### Problem description
Examine the entries and show every line in which the word "Bhople" is found.

### Excerpted records
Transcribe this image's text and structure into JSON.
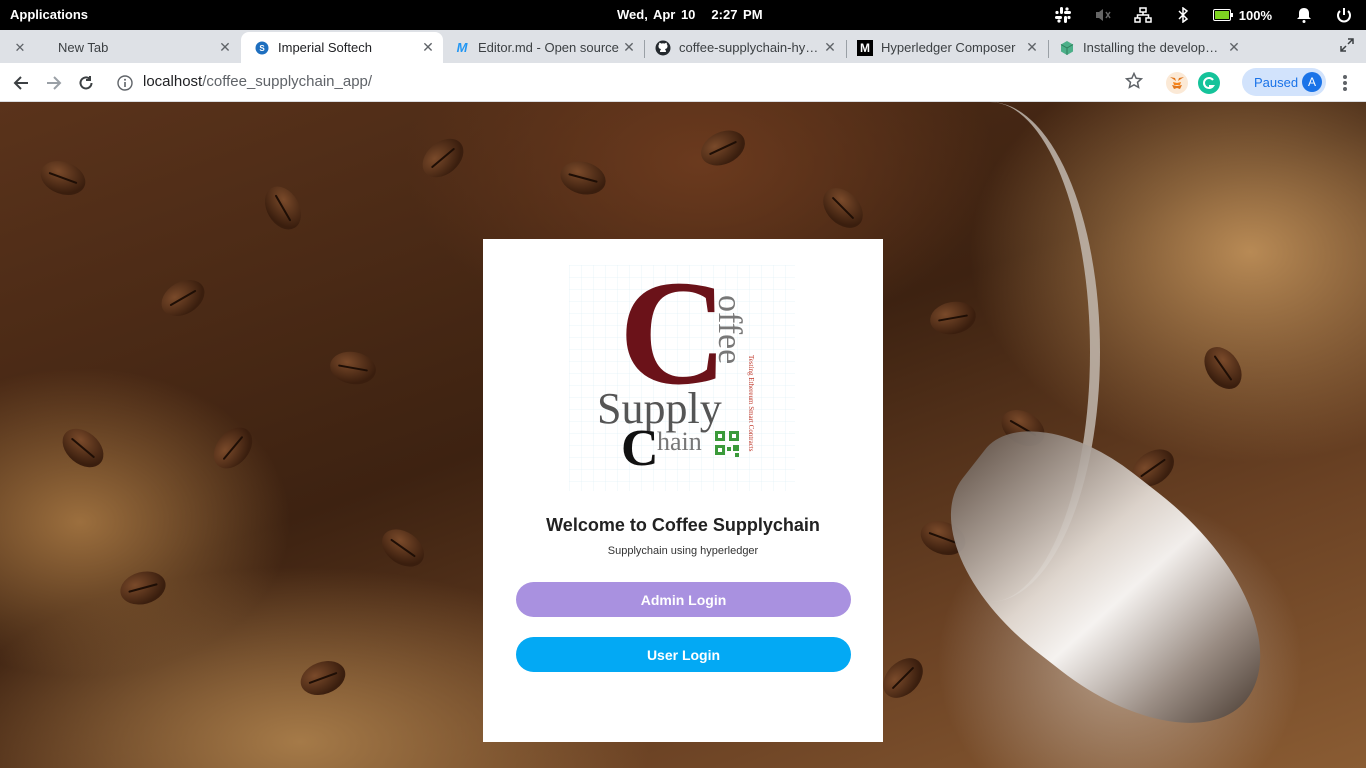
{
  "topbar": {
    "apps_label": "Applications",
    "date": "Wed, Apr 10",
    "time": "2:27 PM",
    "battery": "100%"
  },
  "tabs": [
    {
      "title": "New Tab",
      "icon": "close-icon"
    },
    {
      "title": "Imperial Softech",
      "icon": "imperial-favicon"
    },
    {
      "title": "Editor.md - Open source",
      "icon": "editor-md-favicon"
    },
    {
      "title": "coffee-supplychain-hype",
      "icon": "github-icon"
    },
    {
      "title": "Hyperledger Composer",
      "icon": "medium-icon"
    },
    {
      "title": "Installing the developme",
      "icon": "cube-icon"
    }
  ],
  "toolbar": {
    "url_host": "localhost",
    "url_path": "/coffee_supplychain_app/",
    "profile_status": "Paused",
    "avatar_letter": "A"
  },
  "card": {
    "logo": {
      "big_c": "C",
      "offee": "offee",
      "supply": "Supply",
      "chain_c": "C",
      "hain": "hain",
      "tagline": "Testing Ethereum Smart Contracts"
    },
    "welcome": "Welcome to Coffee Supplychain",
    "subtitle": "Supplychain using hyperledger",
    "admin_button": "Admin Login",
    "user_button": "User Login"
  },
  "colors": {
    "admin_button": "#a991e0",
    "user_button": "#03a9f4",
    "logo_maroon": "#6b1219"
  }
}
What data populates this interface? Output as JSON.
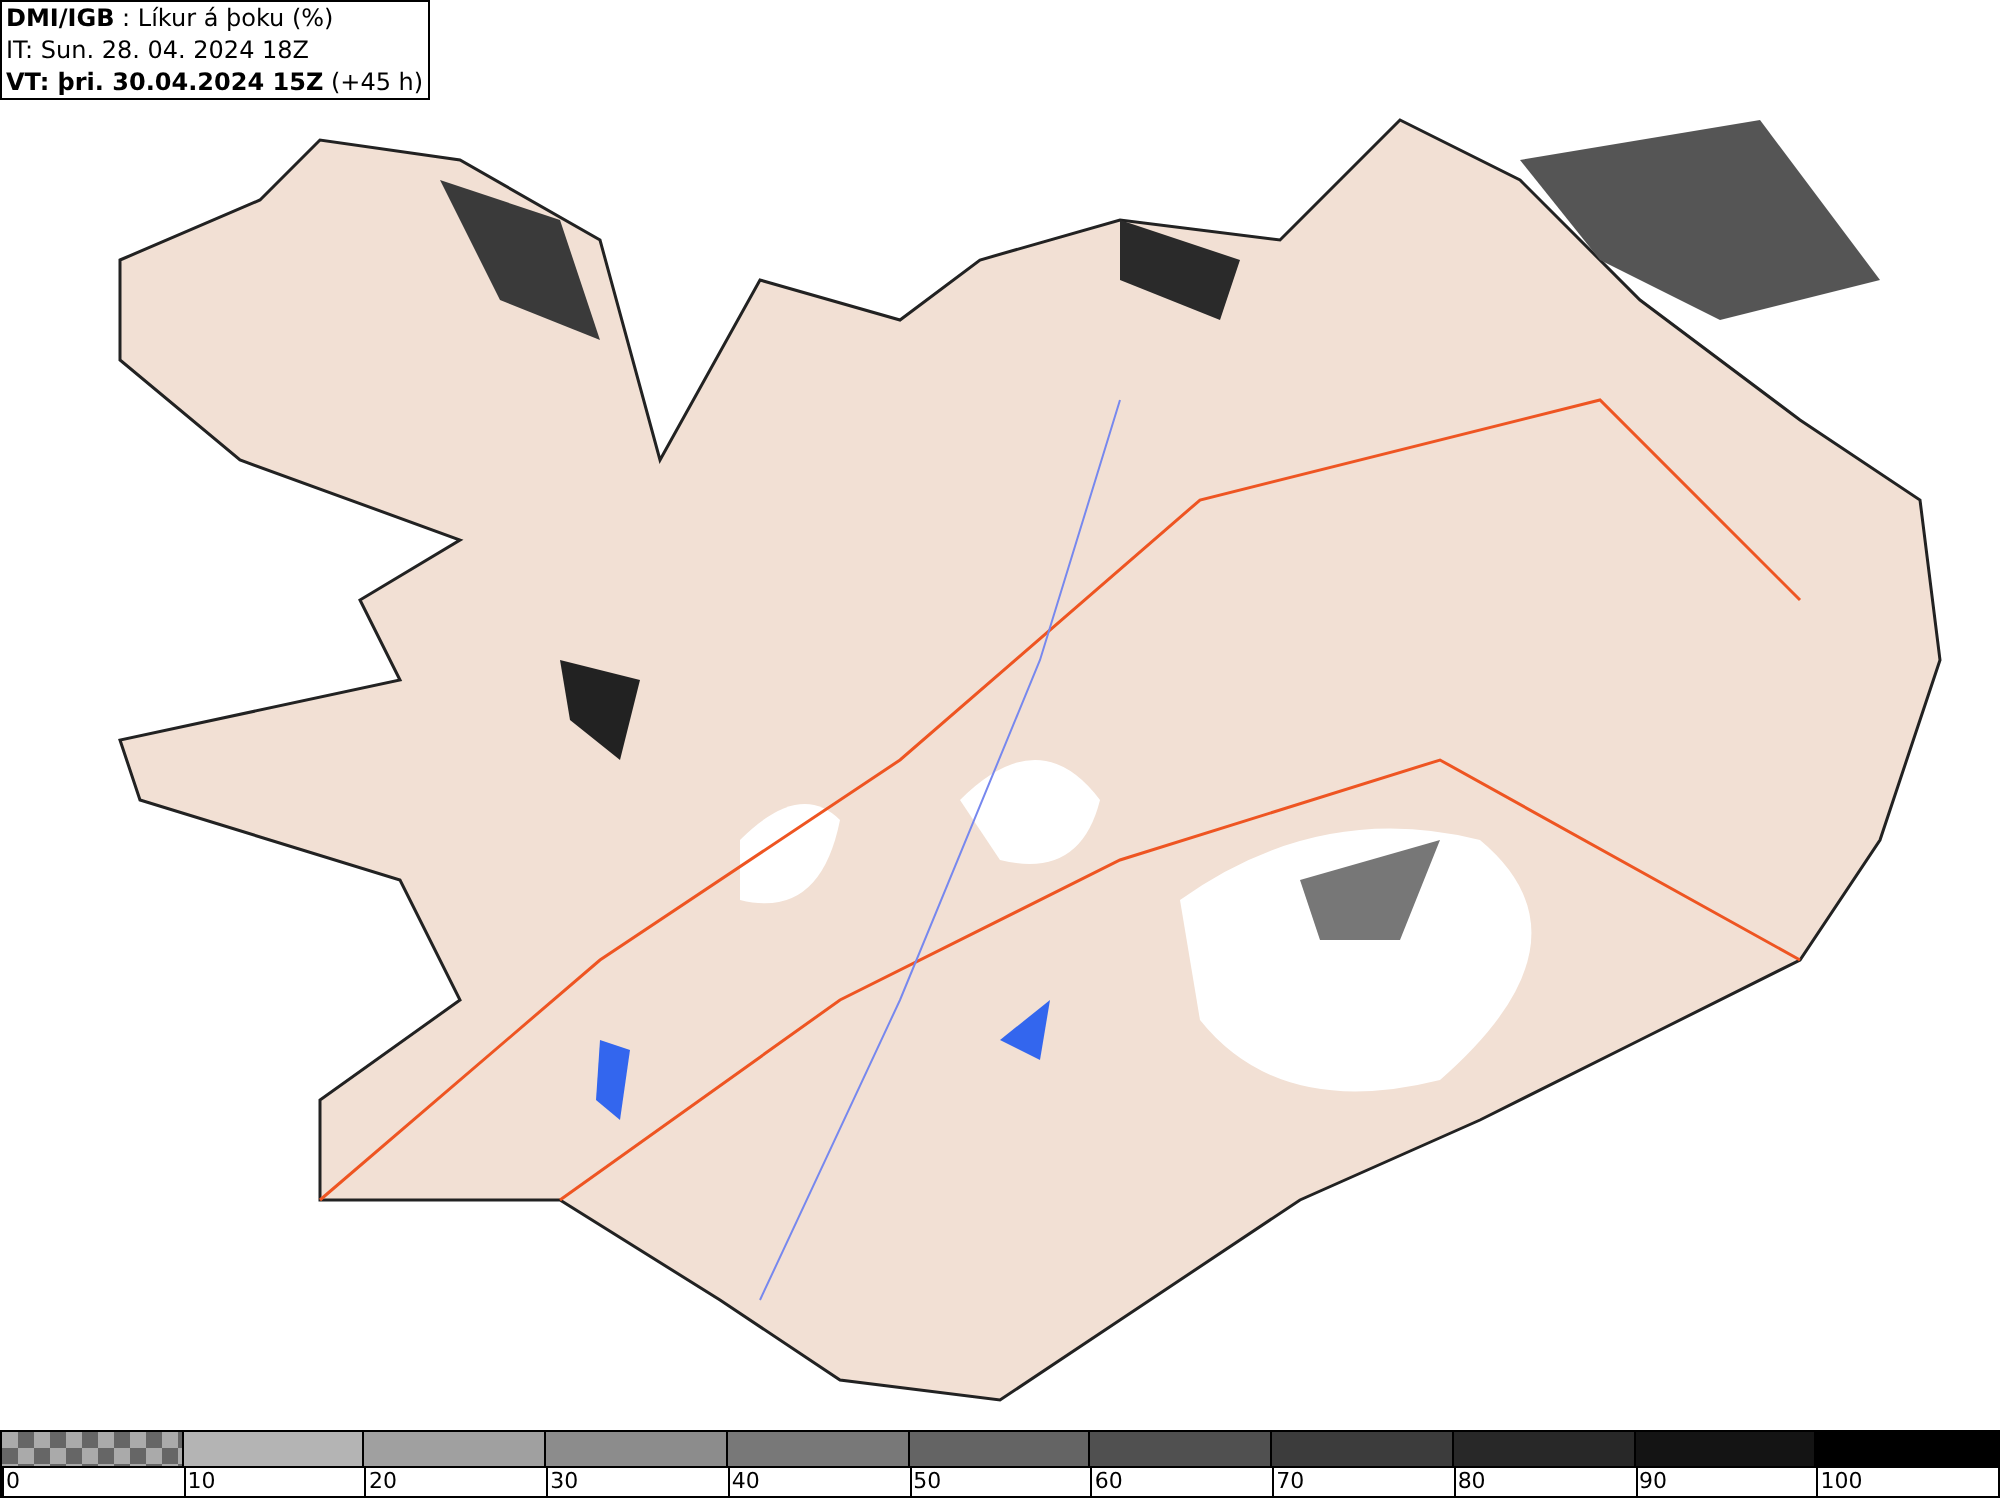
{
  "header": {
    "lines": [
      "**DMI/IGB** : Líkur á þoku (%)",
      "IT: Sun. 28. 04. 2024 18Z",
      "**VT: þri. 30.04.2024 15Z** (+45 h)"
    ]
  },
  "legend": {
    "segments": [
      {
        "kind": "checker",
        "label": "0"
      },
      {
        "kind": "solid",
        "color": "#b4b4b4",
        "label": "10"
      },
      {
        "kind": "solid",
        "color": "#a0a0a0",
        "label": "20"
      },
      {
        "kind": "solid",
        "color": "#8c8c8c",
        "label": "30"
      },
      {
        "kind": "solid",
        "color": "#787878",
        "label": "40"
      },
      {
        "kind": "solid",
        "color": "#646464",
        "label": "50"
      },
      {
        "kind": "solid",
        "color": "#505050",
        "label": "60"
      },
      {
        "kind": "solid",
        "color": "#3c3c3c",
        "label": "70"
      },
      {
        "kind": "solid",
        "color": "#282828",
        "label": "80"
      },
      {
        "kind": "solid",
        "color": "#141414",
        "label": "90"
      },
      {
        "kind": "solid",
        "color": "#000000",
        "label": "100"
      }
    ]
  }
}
--
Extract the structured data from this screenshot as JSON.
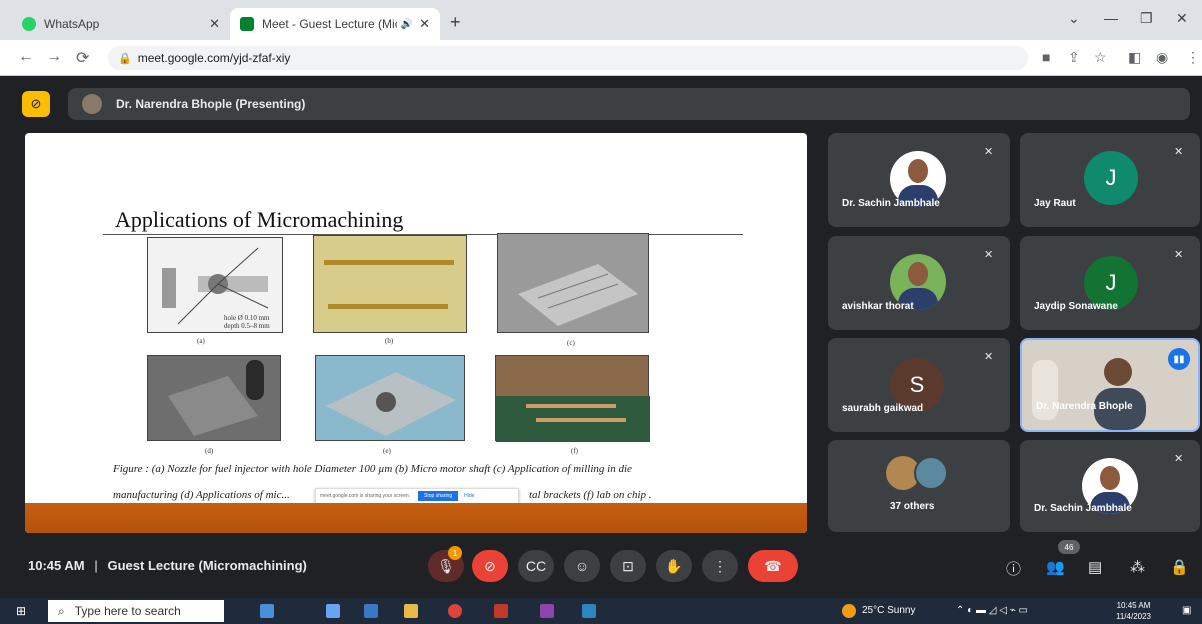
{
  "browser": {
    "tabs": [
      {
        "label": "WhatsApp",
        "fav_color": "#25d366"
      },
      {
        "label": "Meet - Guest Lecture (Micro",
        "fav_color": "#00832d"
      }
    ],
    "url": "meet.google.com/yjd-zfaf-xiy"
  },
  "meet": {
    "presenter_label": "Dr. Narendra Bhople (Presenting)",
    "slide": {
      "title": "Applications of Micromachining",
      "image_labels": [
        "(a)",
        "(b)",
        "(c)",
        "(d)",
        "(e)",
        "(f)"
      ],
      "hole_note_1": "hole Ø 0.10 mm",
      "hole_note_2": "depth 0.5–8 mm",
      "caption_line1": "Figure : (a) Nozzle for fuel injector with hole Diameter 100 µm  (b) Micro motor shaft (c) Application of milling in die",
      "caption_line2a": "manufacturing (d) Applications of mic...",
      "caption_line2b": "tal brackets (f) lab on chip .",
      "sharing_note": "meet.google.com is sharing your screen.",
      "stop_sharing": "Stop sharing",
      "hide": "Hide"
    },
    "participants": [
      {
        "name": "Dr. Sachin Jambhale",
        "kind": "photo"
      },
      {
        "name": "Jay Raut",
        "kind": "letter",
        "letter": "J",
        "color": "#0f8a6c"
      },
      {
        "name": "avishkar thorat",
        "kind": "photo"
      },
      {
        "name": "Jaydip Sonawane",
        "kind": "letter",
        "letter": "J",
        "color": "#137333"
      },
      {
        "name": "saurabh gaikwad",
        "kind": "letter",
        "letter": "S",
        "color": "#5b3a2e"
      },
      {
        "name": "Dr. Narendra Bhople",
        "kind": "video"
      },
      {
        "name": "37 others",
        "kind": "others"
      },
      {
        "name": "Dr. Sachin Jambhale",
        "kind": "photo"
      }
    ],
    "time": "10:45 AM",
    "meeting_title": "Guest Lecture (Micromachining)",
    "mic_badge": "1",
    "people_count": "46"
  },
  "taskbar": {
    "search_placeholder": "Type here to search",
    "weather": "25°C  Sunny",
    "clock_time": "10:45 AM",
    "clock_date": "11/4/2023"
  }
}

### Problem solution
    "presenter_label": "Dr. Narendra Bhople (Presenting)",
        "name": "Dr. Narendra Bhople",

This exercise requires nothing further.